== Problem details ==
Filter the entries, keeping every line with the word "Gerenciamento".

== The data ==
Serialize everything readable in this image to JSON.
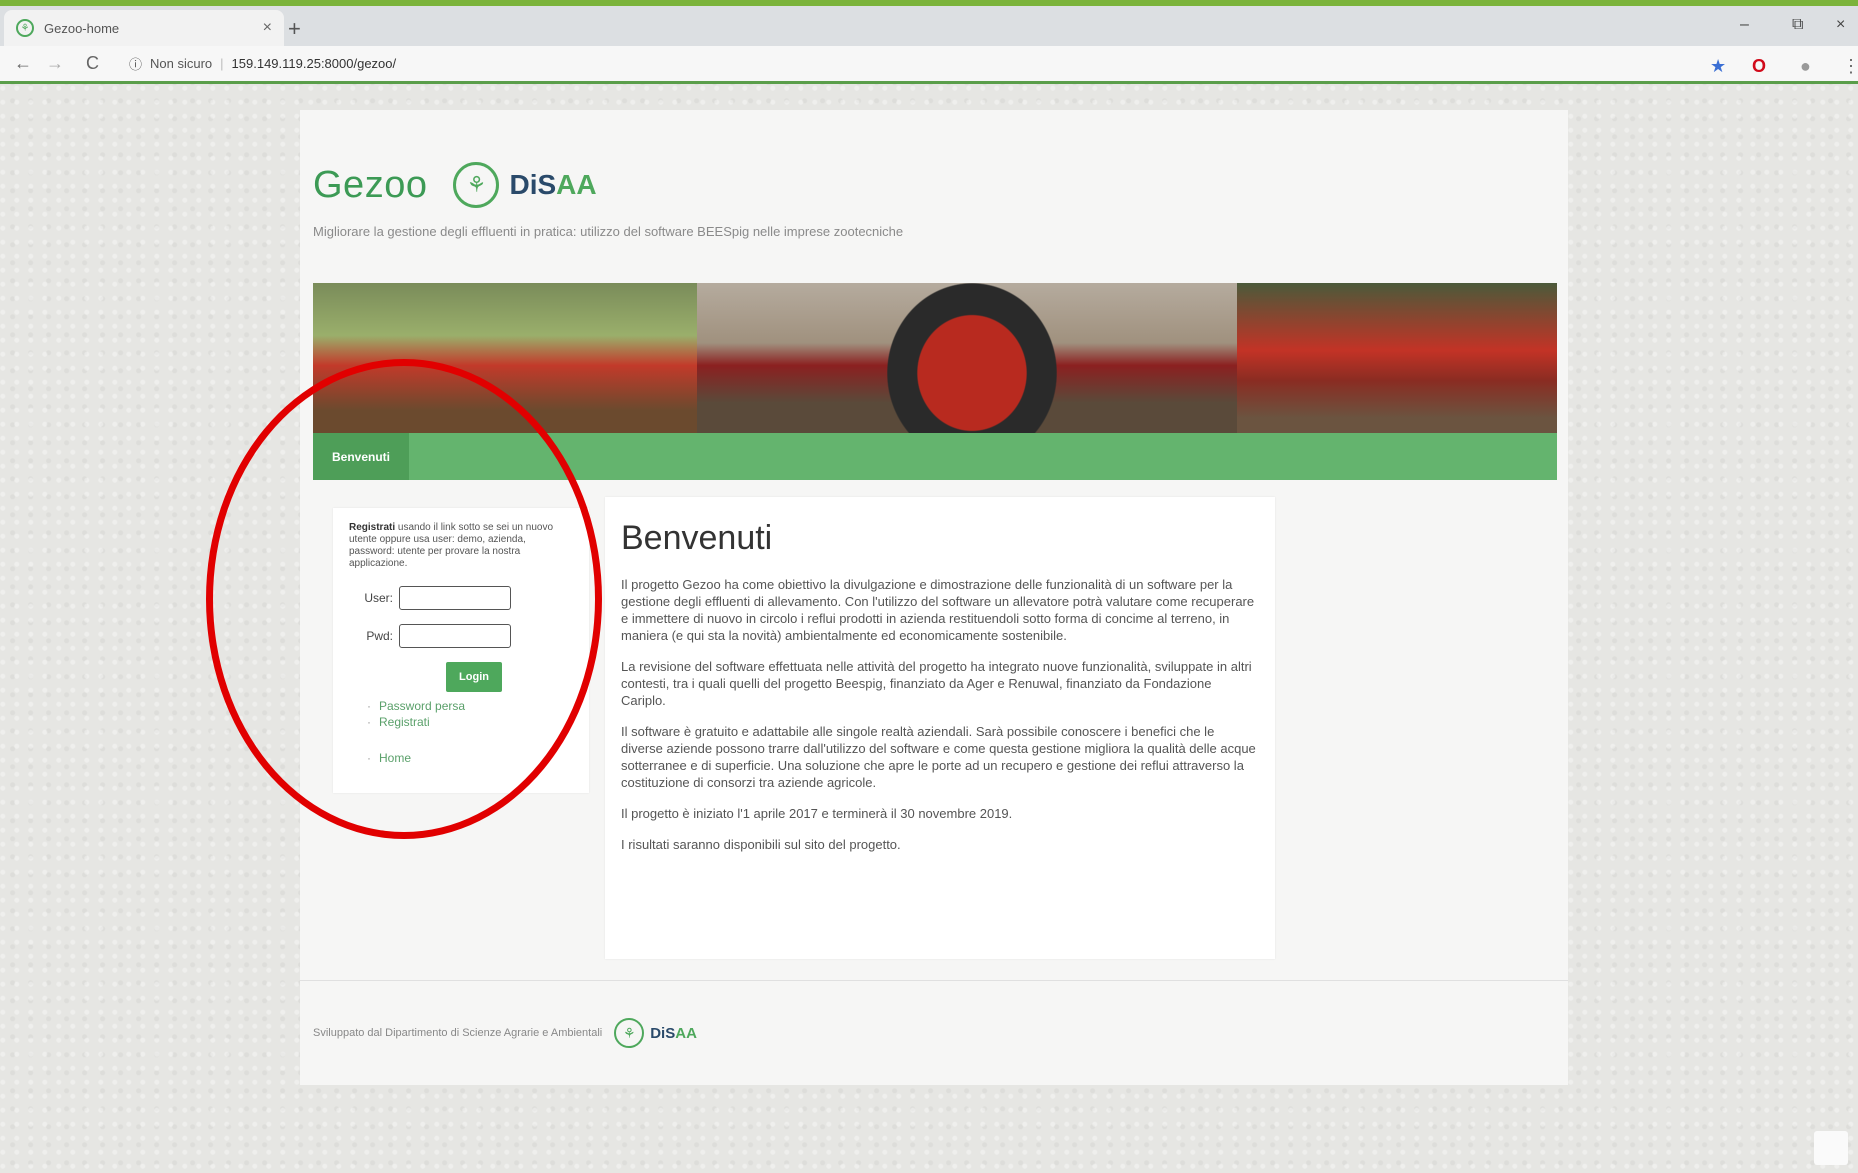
{
  "browser": {
    "tab_title": "Gezoo-home",
    "tab_close": "×",
    "new_tab": "+",
    "url_security": "Non sicuro",
    "url_text": "159.149.119.25:8000/gezoo/",
    "win_min": "–",
    "win_max": "⧉",
    "win_close": "×",
    "nav_back": "←",
    "nav_forward": "→",
    "nav_reload": "C",
    "info_glyph": "ⓘ",
    "url_sep": "|"
  },
  "header": {
    "brand_name": "Gezoo",
    "logo_text_di": "DiS",
    "logo_text_aa": "AA",
    "tagline": "Migliorare la gestione degli effluenti in pratica: utilizzo del software BEESpig nelle imprese zootecniche"
  },
  "nav": {
    "items": [
      {
        "label": "Benvenuti"
      }
    ]
  },
  "login": {
    "intro_bold": "Registrati",
    "intro_text": "usando il link sotto se sei un nuovo utente oppure usa user: demo, azienda, password: utente per provare la nostra applicazione.",
    "user_label": "User:",
    "pass_label": "Pwd:",
    "user_value": "",
    "pass_value": "",
    "button": "Login",
    "links": [
      {
        "label": "Password persa"
      },
      {
        "label": "Registrati"
      },
      {
        "label": "Home"
      }
    ]
  },
  "welcome": {
    "title": "Benvenuti",
    "paragraphs": [
      "Il progetto Gezoo ha come obiettivo la divulgazione e dimostrazione delle funzionalità di un software per la gestione degli effluenti di allevamento. Con l'utilizzo del software un allevatore potrà valutare come recuperare e immettere di nuovo in circolo i reflui prodotti in azienda restituendoli sotto forma di concime al terreno, in maniera (e qui sta la novità) ambientalmente ed economicamente sostenibile.",
      "La revisione del software effettuata nelle attività del progetto ha integrato nuove funzionalità, sviluppate in altri contesti, tra i quali quelli del progetto Beespig, finanziato da Ager e Renuwal, finanziato da Fondazione Cariplo.",
      "Il software è gratuito e adattabile alle singole realtà aziendali. Sarà possibile conoscere i benefici che le diverse aziende possono trarre dall'utilizzo del software e come questa gestione migliora la qualità delle acque sotterranee e di superficie. Una soluzione che apre le porte ad un recupero e gestione dei reflui attraverso la costituzione di consorzi tra aziende agricole.",
      "Il progetto è iniziato l'1 aprile 2017 e terminerà il 30 novembre 2019.",
      "I risultati saranno disponibili sul sito del progetto."
    ]
  },
  "footer": {
    "text": "Sviluppato dal Dipartimento di Scienze Agrarie e Ambientali"
  },
  "colors": {
    "brand_green": "#4ea85c",
    "nav_green": "#64b46e",
    "annotation_red": "#e10000"
  },
  "icons": {
    "logo": "leaf-circle-icon",
    "star": "bookmark-star-icon",
    "opera": "opera-icon",
    "profile": "profile-icon",
    "menu": "kebab-menu-icon"
  }
}
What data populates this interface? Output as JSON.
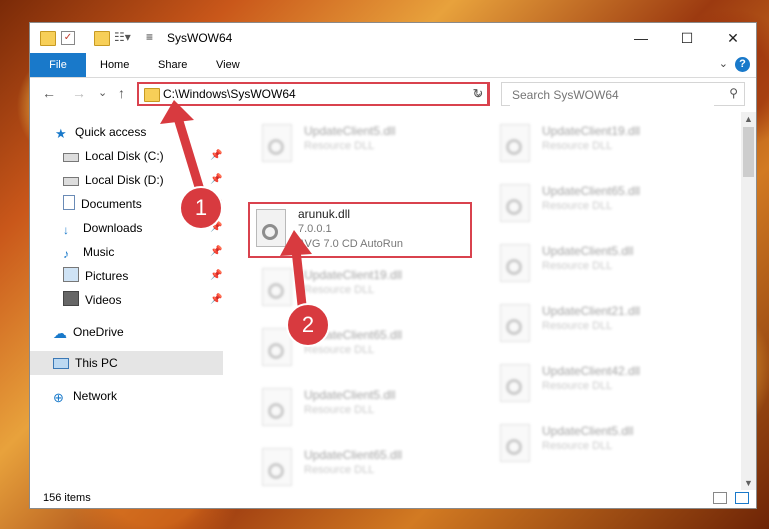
{
  "window": {
    "title": "SysWOW64",
    "controls": {
      "minimize": "—",
      "maximize": "☐",
      "close": "✕"
    }
  },
  "ribbon": {
    "tabs": [
      "File",
      "Home",
      "Share",
      "View"
    ],
    "help": "?"
  },
  "navbar": {
    "back": "←",
    "forward": "→",
    "recent": "⌄",
    "up": "↑",
    "address": "C:\\Windows\\SysWOW64",
    "refresh": "↻",
    "search_placeholder": "Search SysWOW64"
  },
  "sidebar": {
    "quick_access": "Quick access",
    "items": [
      {
        "label": "Local Disk (C:)",
        "icon": "drive-icon",
        "pinned": true
      },
      {
        "label": "Local Disk (D:)",
        "icon": "drive-icon",
        "pinned": true
      },
      {
        "label": "Documents",
        "icon": "documents-icon",
        "pinned": true
      },
      {
        "label": "Downloads",
        "icon": "downloads-icon",
        "pinned": true
      },
      {
        "label": "Music",
        "icon": "music-icon",
        "pinned": true
      },
      {
        "label": "Pictures",
        "icon": "pictures-icon",
        "pinned": true
      },
      {
        "label": "Videos",
        "icon": "videos-icon",
        "pinned": true
      }
    ],
    "onedrive": "OneDrive",
    "this_pc": "This PC",
    "network": "Network"
  },
  "files": {
    "selected": {
      "name": "arunuk.dll",
      "version": "7.0.0.1",
      "description": "AVG 7.0 CD AutoRun"
    },
    "left_column": [
      {
        "name": "UpdateClient5.dll",
        "type": "Resource DLL"
      },
      {
        "name": "UpdateClient19.dll",
        "type": "Resource DLL"
      },
      {
        "name": "UpdateClient65.dll",
        "type": "Resource DLL"
      },
      {
        "name": "UpdateClient5.dll",
        "type": "Resource DLL"
      },
      {
        "name": "UpdateClient65.dll",
        "type": "Resource DLL"
      }
    ],
    "right_column": [
      {
        "name": "UpdateClient19.dll",
        "type": "Resource DLL"
      },
      {
        "name": "UpdateClient65.dll",
        "type": "Resource DLL"
      },
      {
        "name": "UpdateClient5.dll",
        "type": "Resource DLL"
      },
      {
        "name": "UpdateClient21.dll",
        "type": "Resource DLL"
      },
      {
        "name": "UpdateClient42.dll",
        "type": "Resource DLL"
      },
      {
        "name": "UpdateClient5.dll",
        "type": "Resource DLL"
      }
    ]
  },
  "status": {
    "item_count": "156 items"
  },
  "annotations": {
    "step1": "1",
    "step2": "2"
  },
  "colors": {
    "accent": "#1979ca",
    "highlight": "#d9424e",
    "annotation": "#d83a3f"
  }
}
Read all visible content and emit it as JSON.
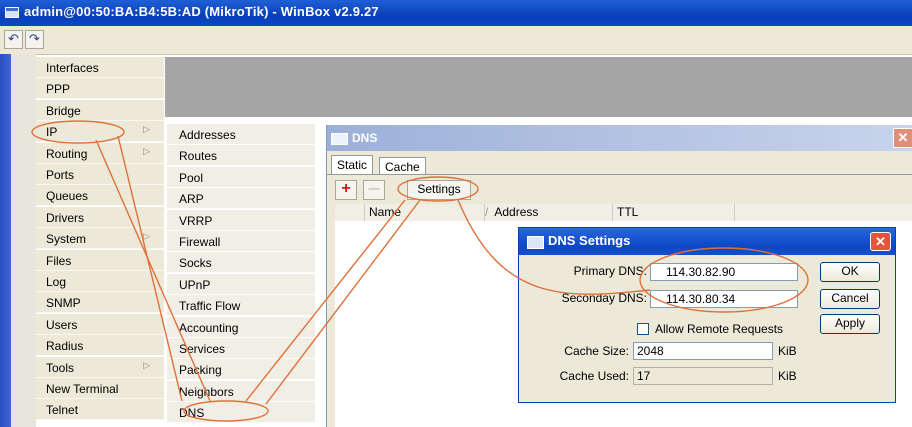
{
  "window": {
    "title": "admin@00:50:BA:B4:5B:AD (MikroTik) - WinBox v2.9.27"
  },
  "toolbar": {
    "undo_icon": "undo-icon",
    "redo_icon": "redo-icon",
    "undo_glyph": "↶",
    "redo_glyph": "↷"
  },
  "menu": {
    "items": [
      {
        "label": "Interfaces"
      },
      {
        "label": "PPP"
      },
      {
        "label": "Bridge"
      },
      {
        "label": "IP",
        "arrow": "▷"
      },
      {
        "label": "Routing",
        "arrow": "▷"
      },
      {
        "label": "Ports"
      },
      {
        "label": "Queues"
      },
      {
        "label": "Drivers"
      },
      {
        "label": "System",
        "arrow": "▷"
      },
      {
        "label": "Files"
      },
      {
        "label": "Log"
      },
      {
        "label": "SNMP"
      },
      {
        "label": "Users"
      },
      {
        "label": "Radius"
      },
      {
        "label": "Tools",
        "arrow": "▷"
      },
      {
        "label": "New Terminal"
      },
      {
        "label": "Telnet"
      }
    ]
  },
  "submenu": {
    "items": [
      {
        "label": "Addresses"
      },
      {
        "label": "Routes"
      },
      {
        "label": "Pool"
      },
      {
        "label": "ARP"
      },
      {
        "label": "VRRP"
      },
      {
        "label": "Firewall"
      },
      {
        "label": "Socks"
      },
      {
        "label": "UPnP"
      },
      {
        "label": "Traffic Flow"
      },
      {
        "label": "Accounting"
      },
      {
        "label": "Services"
      },
      {
        "label": "Packing"
      },
      {
        "label": "Neighbors"
      },
      {
        "label": "DNS"
      }
    ]
  },
  "dns_window": {
    "title": "DNS",
    "close": "✕",
    "tabs": [
      {
        "label": "Static"
      },
      {
        "label": "Cache"
      }
    ],
    "add_glyph": "+",
    "remove_glyph": "—",
    "settings_button": "Settings",
    "columns": [
      "Name",
      "Address",
      "TTL"
    ],
    "sort_glyph": "/"
  },
  "dns_settings": {
    "title": "DNS Settings",
    "close": "✕",
    "primary_label": "Primary DNS:",
    "primary_value": "114.30.82.90",
    "secondary_label": "Seconday DNS:",
    "secondary_value": "114.30.80.34",
    "allow_remote_label": "Allow Remote Requests",
    "cache_size_label": "Cache Size:",
    "cache_size_value": "2048",
    "cache_size_unit": "KiB",
    "cache_used_label": "Cache Used:",
    "cache_used_value": "17",
    "cache_used_unit": "KiB",
    "check_glyph": "✓",
    "ok_button": "OK",
    "cancel_button": "Cancel",
    "apply_button": "Apply"
  },
  "colors": {
    "annotation": "#e0703a"
  }
}
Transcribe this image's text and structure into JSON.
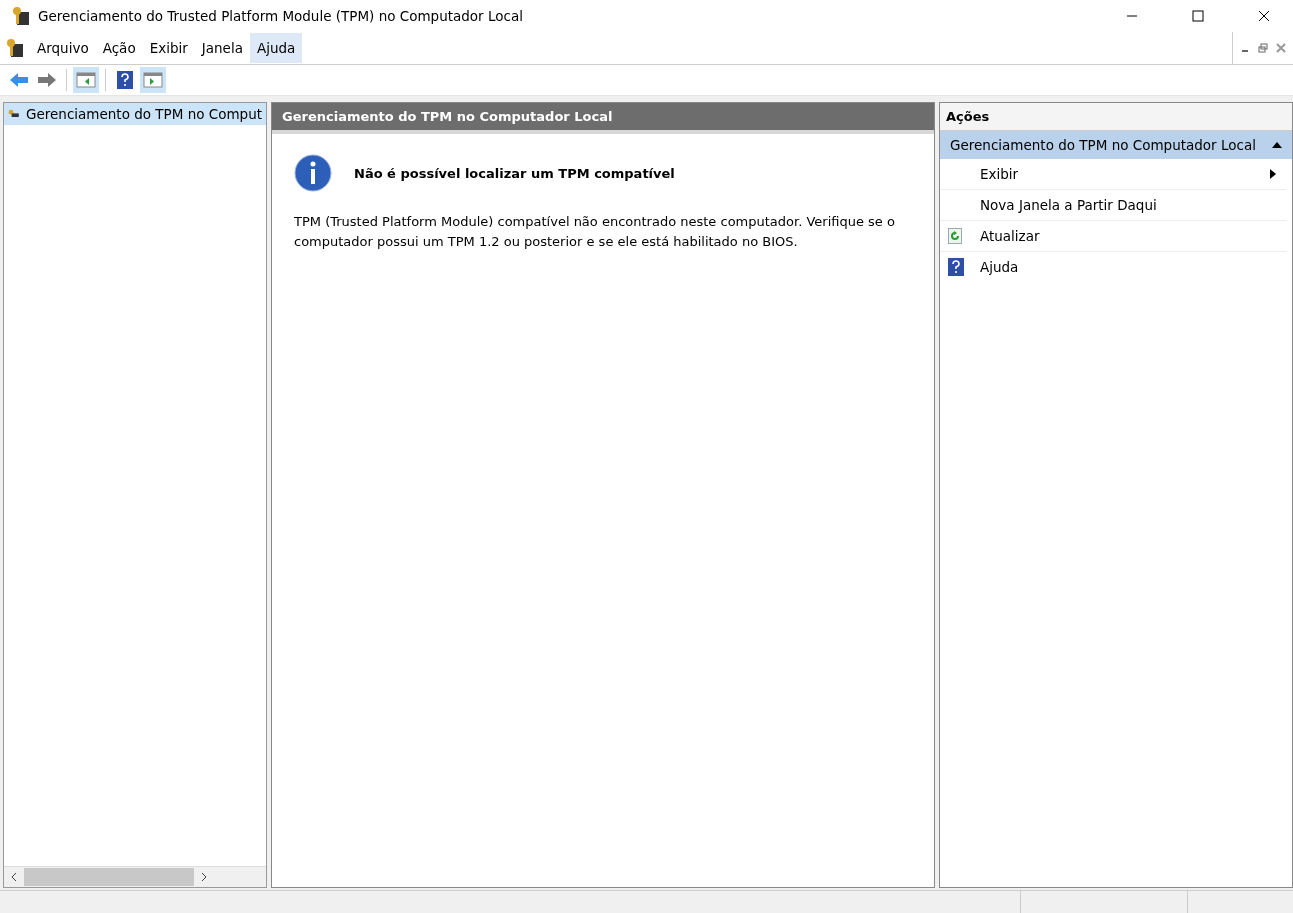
{
  "window": {
    "title": "Gerenciamento do Trusted Platform Module (TPM) no Computador Local"
  },
  "menu": [
    {
      "label": "Arquivo",
      "selected": false
    },
    {
      "label": "Ação",
      "selected": false
    },
    {
      "label": "Exibir",
      "selected": false
    },
    {
      "label": "Janela",
      "selected": false
    },
    {
      "label": "Ajuda",
      "selected": true
    }
  ],
  "toolbar": [
    {
      "kind": "back",
      "on": false
    },
    {
      "kind": "forward",
      "on": false
    },
    {
      "kind": "console-tree",
      "on": true
    },
    {
      "kind": "help",
      "on": false
    },
    {
      "kind": "action-pane",
      "on": true
    }
  ],
  "tree": {
    "items": [
      {
        "label": "Gerenciamento do TPM no Comput",
        "selected": true
      }
    ]
  },
  "content": {
    "header": "Gerenciamento do TPM no Computador Local",
    "message_title": "Não é possível localizar um TPM compatível",
    "message_body": "TPM (Trusted Platform Module) compatível não encontrado neste computador. Verifique se o computador possui um TPM 1.2 ou posterior e se ele está habilitado no BIOS."
  },
  "actions": {
    "title": "Ações",
    "section": {
      "label": "Gerenciamento do TPM no Computador Local",
      "expanded": true
    },
    "items": [
      {
        "label": "Exibir",
        "kind": "submenu"
      },
      {
        "label": "Nova Janela a Partir Daqui",
        "kind": "plain"
      },
      {
        "label": "Atualizar",
        "kind": "refresh"
      },
      {
        "label": "Ajuda",
        "kind": "help"
      }
    ]
  }
}
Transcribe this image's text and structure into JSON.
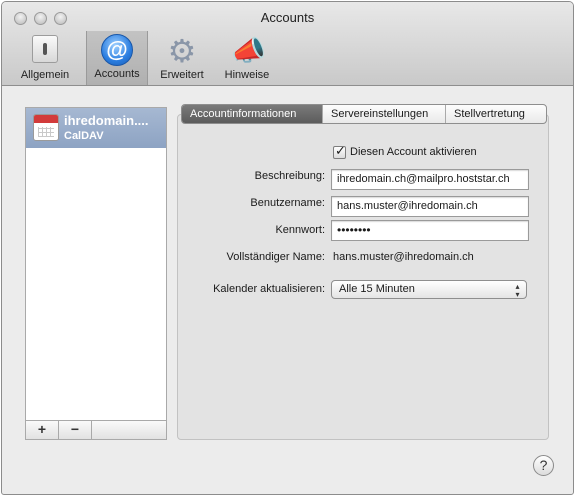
{
  "window": {
    "title": "Accounts"
  },
  "toolbar": {
    "items": [
      {
        "label": "Allgemein",
        "icon": "switch-icon"
      },
      {
        "label": "Accounts",
        "icon": "at-sign-icon",
        "selected": true
      },
      {
        "label": "Erweitert",
        "icon": "gear-icon"
      },
      {
        "label": "Hinweise",
        "icon": "megaphone-icon"
      }
    ]
  },
  "sidebar": {
    "accounts": [
      {
        "name": "ihredomain....",
        "type": "CalDAV",
        "icon": "calendar-icon",
        "selected": true
      }
    ],
    "add_label": "+",
    "remove_label": "−"
  },
  "tabs": [
    {
      "label": "Accountinformationen",
      "active": true
    },
    {
      "label": "Servereinstellungen",
      "active": false
    },
    {
      "label": "Stellvertretung",
      "active": false
    }
  ],
  "form": {
    "enable_label": "Diesen Account aktivieren",
    "enable_checked": true,
    "description_label": "Beschreibung:",
    "description_value": "ihredomain.ch@mailpro.hoststar.ch",
    "username_label": "Benutzername:",
    "username_value": "hans.muster@ihredomain.ch",
    "password_label": "Kennwort:",
    "password_value": "••••••••",
    "fullname_label": "Vollständiger Name:",
    "fullname_value": "hans.muster@ihredomain.ch",
    "refresh_label": "Kalender aktualisieren:",
    "refresh_value": "Alle 15 Minuten"
  },
  "help": {
    "label": "?"
  },
  "colors": {
    "selection": "#95aacb",
    "active_tab": "#6a6a6a",
    "accent_blue": "#2a7de0"
  }
}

== Result for this task ==
    "title": "Gerenciamento do Trusted Platform Module (TPM) no Computador Local"
        "label": "Gerenciamento do TPM no Comput",
    "header": "Gerenciamento do TPM no Computador Local",
      "label": "Gerenciamento do TPM no Computador Local",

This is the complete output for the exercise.